* WHAT YOU NEED TO DO *
Every line below that holds the string "this" should be copied out.

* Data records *
=======

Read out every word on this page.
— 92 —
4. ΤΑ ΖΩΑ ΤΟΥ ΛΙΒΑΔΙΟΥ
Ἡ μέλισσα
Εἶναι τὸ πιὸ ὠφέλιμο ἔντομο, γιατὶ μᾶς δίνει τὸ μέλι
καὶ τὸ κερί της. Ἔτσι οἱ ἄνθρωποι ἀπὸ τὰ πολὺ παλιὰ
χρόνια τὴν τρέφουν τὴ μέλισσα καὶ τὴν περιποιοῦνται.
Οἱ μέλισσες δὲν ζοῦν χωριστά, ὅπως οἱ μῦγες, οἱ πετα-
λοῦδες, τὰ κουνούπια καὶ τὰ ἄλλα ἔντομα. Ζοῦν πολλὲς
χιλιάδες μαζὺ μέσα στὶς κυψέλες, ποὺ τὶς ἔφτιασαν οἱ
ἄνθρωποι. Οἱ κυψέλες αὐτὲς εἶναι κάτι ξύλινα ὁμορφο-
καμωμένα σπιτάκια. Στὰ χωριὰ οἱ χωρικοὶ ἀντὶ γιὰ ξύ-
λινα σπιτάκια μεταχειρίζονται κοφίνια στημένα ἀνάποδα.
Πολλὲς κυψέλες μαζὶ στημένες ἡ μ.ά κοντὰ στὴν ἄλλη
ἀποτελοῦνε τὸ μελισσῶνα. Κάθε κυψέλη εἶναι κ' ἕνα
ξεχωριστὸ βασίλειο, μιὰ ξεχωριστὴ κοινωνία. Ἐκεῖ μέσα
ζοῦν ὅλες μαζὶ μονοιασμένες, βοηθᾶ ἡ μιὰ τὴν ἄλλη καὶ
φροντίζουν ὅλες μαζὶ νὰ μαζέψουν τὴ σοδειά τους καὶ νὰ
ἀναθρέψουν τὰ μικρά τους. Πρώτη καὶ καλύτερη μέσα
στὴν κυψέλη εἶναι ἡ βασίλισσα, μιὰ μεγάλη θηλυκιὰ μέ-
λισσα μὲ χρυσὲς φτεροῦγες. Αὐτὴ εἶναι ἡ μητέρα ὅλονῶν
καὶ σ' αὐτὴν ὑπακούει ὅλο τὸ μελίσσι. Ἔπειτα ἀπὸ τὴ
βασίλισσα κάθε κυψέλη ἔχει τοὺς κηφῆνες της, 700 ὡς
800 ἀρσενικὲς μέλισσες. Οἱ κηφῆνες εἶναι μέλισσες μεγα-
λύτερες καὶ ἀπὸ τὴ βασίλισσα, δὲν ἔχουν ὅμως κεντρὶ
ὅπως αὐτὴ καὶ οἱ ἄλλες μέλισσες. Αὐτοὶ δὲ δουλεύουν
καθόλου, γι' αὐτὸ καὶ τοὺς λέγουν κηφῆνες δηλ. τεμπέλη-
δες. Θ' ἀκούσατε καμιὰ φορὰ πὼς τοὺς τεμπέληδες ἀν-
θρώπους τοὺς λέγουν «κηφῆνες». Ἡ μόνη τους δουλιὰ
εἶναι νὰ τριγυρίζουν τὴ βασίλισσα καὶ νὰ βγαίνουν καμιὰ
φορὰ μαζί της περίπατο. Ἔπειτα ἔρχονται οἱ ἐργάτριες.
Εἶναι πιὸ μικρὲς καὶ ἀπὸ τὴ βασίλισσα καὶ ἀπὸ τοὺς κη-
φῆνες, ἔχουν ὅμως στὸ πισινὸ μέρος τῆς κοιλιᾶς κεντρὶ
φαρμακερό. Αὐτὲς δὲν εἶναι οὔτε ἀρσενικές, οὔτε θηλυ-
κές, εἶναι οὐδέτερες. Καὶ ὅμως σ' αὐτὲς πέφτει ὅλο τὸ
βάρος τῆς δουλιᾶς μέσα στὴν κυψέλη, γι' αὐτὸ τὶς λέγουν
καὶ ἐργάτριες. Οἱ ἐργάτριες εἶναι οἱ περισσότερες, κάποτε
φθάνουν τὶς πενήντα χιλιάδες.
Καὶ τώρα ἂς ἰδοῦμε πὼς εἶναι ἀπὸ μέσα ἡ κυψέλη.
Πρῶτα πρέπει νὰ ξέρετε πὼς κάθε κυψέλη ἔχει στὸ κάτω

=======

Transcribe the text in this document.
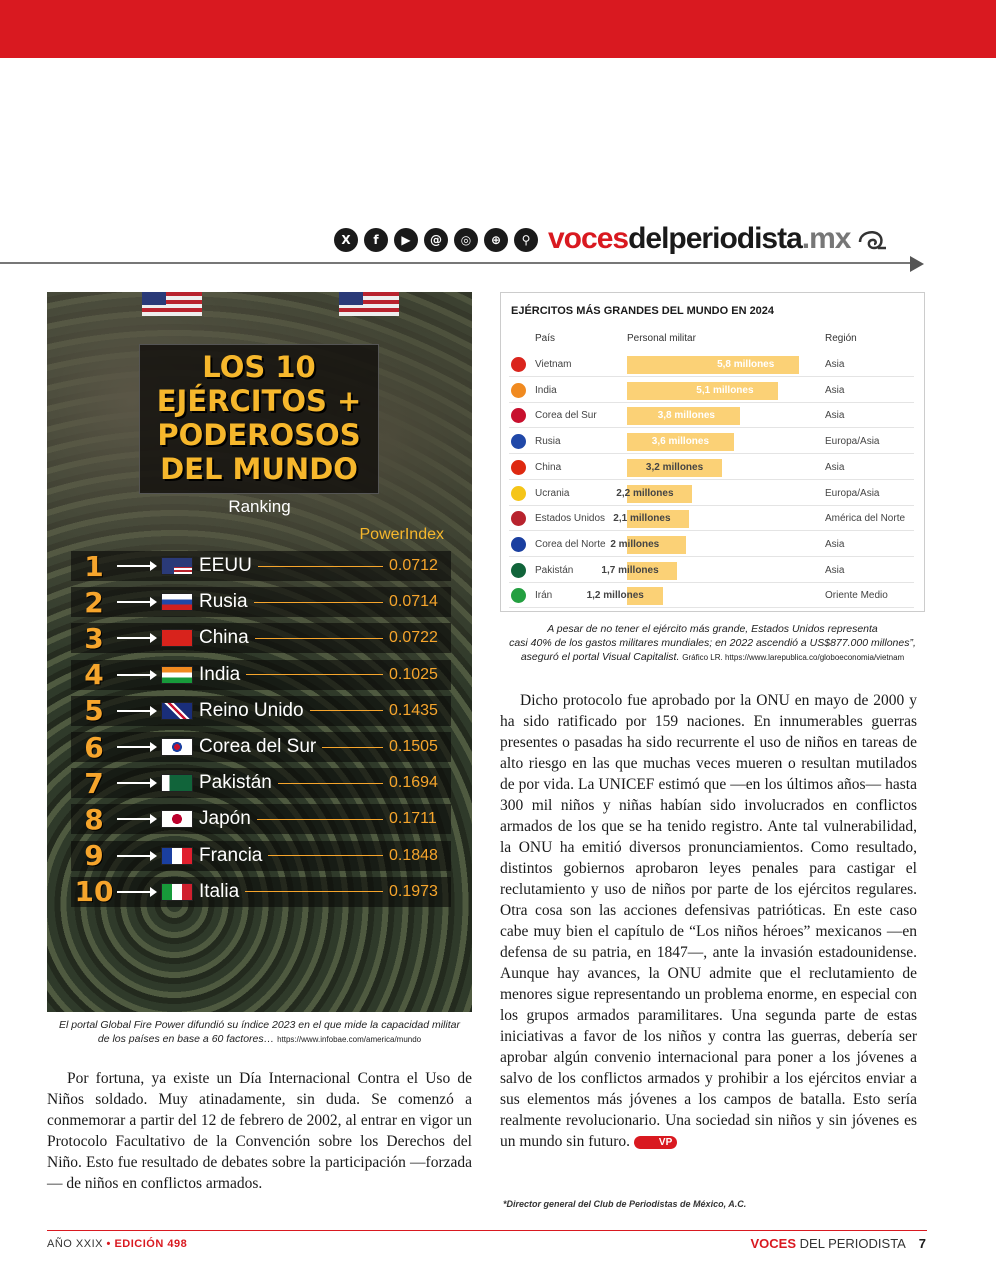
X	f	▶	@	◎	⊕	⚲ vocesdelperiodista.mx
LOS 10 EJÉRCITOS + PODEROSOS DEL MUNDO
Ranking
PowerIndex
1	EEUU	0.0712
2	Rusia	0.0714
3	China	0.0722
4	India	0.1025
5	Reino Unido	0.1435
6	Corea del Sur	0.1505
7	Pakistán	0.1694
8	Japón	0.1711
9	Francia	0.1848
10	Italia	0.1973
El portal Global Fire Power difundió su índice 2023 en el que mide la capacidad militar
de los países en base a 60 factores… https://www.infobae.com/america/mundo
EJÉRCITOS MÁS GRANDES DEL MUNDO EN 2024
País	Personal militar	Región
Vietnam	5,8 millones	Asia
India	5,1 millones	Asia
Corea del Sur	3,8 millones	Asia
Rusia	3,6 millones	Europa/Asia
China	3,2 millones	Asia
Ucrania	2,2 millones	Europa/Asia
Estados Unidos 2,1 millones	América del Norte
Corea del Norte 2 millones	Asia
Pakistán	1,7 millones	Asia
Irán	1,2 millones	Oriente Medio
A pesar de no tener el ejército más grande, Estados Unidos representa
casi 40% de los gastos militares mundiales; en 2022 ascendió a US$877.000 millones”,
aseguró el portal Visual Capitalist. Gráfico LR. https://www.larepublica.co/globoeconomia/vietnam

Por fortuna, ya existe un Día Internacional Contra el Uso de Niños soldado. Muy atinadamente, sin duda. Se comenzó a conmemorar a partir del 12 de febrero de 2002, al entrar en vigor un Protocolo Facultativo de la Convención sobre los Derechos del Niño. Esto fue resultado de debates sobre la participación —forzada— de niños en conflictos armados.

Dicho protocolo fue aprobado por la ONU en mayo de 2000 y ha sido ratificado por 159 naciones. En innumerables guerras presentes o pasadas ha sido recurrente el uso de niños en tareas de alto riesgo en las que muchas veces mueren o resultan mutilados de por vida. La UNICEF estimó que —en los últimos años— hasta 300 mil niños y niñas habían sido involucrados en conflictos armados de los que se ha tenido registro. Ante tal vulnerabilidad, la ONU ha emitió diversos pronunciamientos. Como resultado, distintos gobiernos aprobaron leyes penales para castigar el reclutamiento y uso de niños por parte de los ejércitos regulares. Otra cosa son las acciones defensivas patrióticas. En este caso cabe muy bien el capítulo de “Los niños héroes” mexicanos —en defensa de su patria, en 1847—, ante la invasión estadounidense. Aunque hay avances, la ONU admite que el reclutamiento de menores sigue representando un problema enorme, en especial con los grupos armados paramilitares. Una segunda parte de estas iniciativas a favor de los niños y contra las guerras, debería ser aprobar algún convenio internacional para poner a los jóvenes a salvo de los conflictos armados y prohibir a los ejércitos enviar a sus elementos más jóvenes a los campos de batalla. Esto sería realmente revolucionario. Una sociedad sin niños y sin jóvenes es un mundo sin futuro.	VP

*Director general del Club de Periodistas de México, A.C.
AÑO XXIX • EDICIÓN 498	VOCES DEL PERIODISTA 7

=======

* OUTPUT *
Read out every word on this page.
Transcribe the text in this document.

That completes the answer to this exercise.